Every record that follows should be printed verbatim.

## INPUT FOR THIS TASK
════════

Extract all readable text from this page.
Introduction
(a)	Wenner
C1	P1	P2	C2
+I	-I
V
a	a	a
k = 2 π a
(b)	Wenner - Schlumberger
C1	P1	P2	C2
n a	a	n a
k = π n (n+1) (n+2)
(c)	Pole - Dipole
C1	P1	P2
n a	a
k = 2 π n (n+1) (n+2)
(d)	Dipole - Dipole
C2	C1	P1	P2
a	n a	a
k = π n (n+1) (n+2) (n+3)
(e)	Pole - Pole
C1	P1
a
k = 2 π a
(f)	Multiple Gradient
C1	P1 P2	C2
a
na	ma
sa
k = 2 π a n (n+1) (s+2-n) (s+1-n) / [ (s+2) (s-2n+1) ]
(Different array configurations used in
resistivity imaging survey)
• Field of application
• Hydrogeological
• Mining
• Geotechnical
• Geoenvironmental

════════

## EXERCISE RESULT
Extract all readable text from this page.
Introduction
(a)	Wenner
C1	P1	P2	C2
+I	-I
V
a	a	a
k = 2 π a
(b)	Wenner - Schlumberger
C1	P1	P2	C2
n a	a	n a
k = π n (n+1) (n+2)
(c)	Pole - Dipole
C1	P1	P2
n a	a
k = 2 π n (n+1) (n+2)
(d)	Dipole - Dipole
C2	C1	P1	P2
a	n a	a
k = π n (n+1) (n+2) (n+3)
(e)	Pole - Pole
C1	P1
a
k = 2 π a
(f)	Multiple Gradient
C1	P1 P2	C2
a
na	ma
sa
k = 2 π a n (n+1) (s+2-n) (s+1-n) / [ (s+2) (s-2n+1) ]
(Different array configurations used in
resistivity imaging survey)
• Field of application
• Hydrogeological
• Mining
• Geotechnical
• Geoenvironmental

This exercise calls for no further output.